REQUIRED TASK:
Reproduce each line of the material exactly, minus any picture.

[Data excerpts]
_ _ _ _ _

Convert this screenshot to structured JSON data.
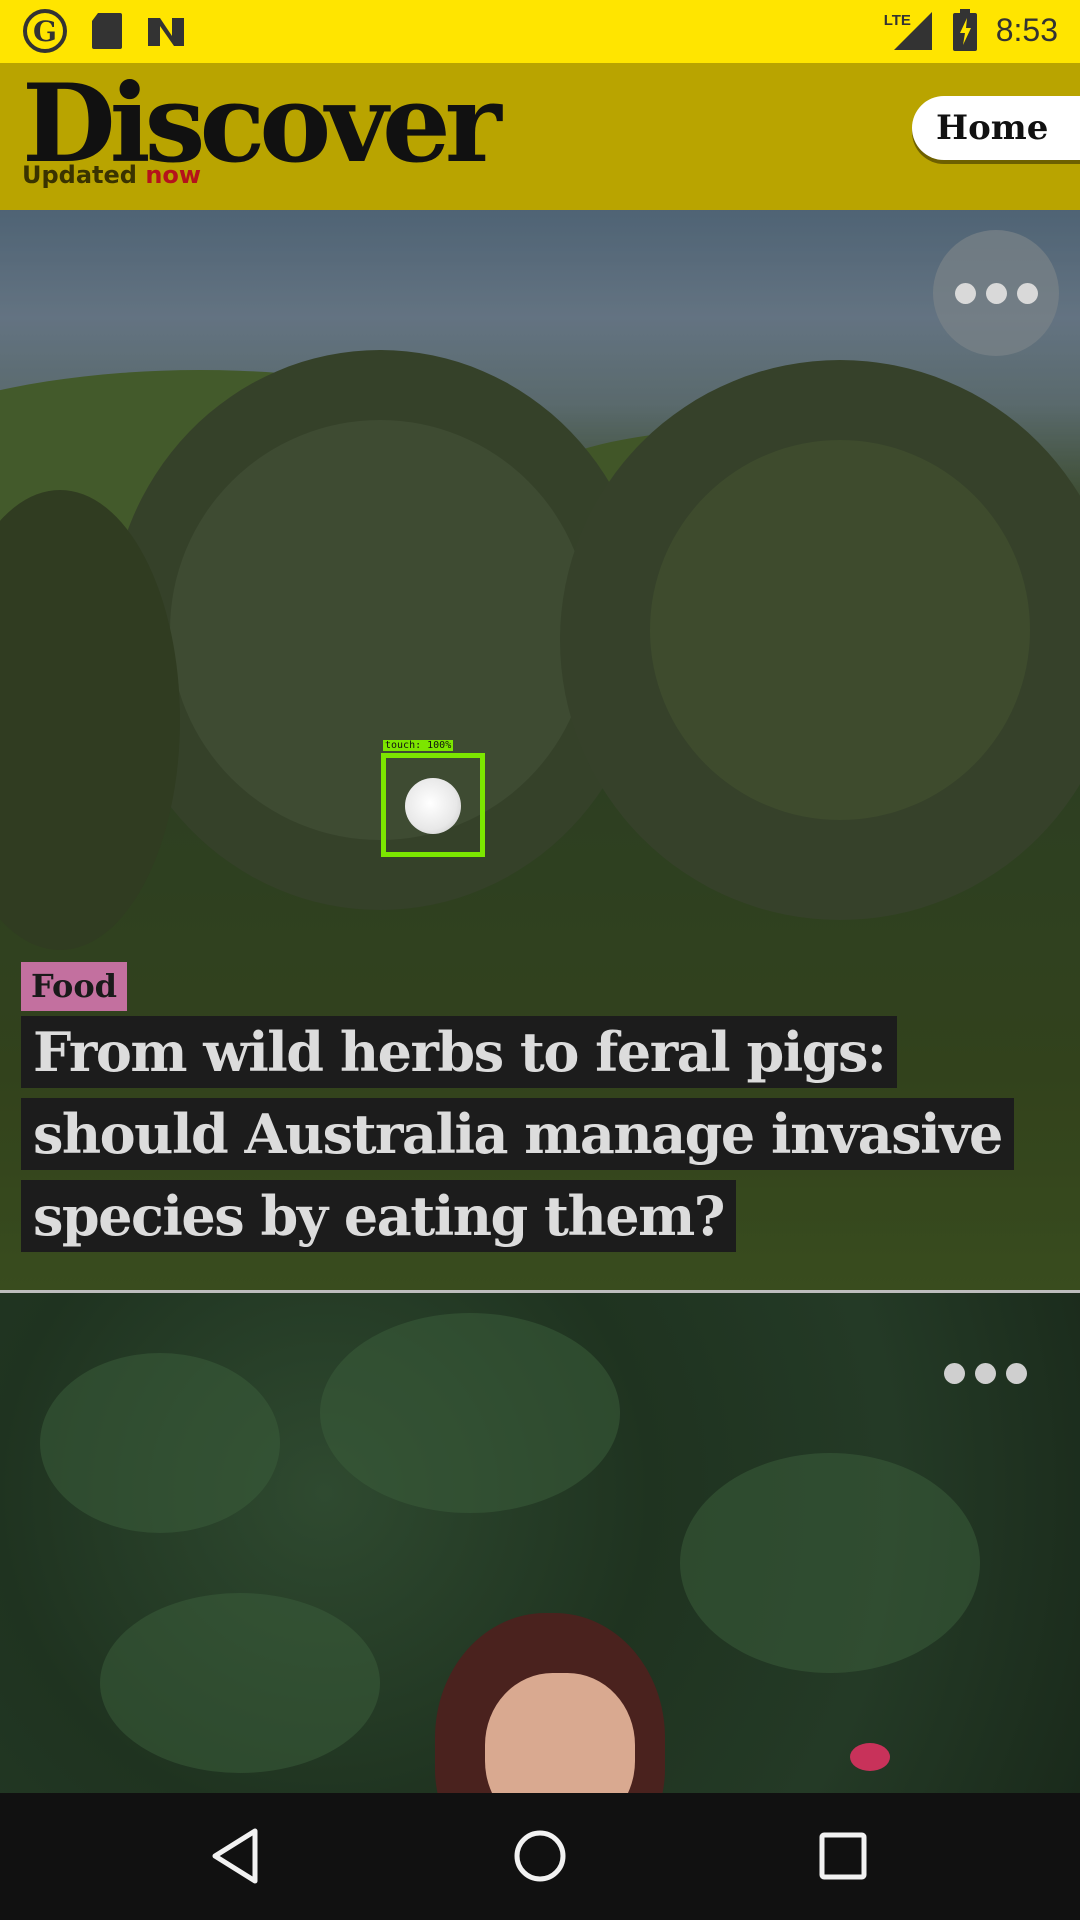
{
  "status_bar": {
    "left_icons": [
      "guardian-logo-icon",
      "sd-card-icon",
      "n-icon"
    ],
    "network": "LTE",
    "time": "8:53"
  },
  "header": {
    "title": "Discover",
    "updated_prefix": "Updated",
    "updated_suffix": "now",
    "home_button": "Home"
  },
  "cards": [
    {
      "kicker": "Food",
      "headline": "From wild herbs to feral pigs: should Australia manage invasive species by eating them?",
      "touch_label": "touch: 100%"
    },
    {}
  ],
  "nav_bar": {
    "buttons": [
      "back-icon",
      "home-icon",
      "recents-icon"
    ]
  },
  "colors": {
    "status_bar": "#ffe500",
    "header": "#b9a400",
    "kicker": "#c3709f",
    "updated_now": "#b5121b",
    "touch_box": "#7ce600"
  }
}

_ _ _ _ _

CORRECT OUTPUT:
Convert this screenshot to structured JSON data.
{
  "status_bar": {
    "left_icons": [
      "guardian-logo-icon",
      "sd-card-icon",
      "n-icon"
    ],
    "network": "LTE",
    "time": "8:53"
  },
  "header": {
    "title": "Discover",
    "updated_prefix": "Updated",
    "updated_suffix": "now",
    "home_button": "Home"
  },
  "cards": [
    {
      "kicker": "Food",
      "headline": "From wild herbs to feral pigs: should Australia manage invasive species by eating them?",
      "touch_label": "touch: 100%"
    },
    {}
  ],
  "nav_bar": {
    "buttons": [
      "back-icon",
      "home-icon",
      "recents-icon"
    ]
  },
  "colors": {
    "status_bar": "#ffe500",
    "header": "#b9a400",
    "kicker": "#c3709f",
    "updated_now": "#b5121b",
    "touch_box": "#7ce600"
  }
}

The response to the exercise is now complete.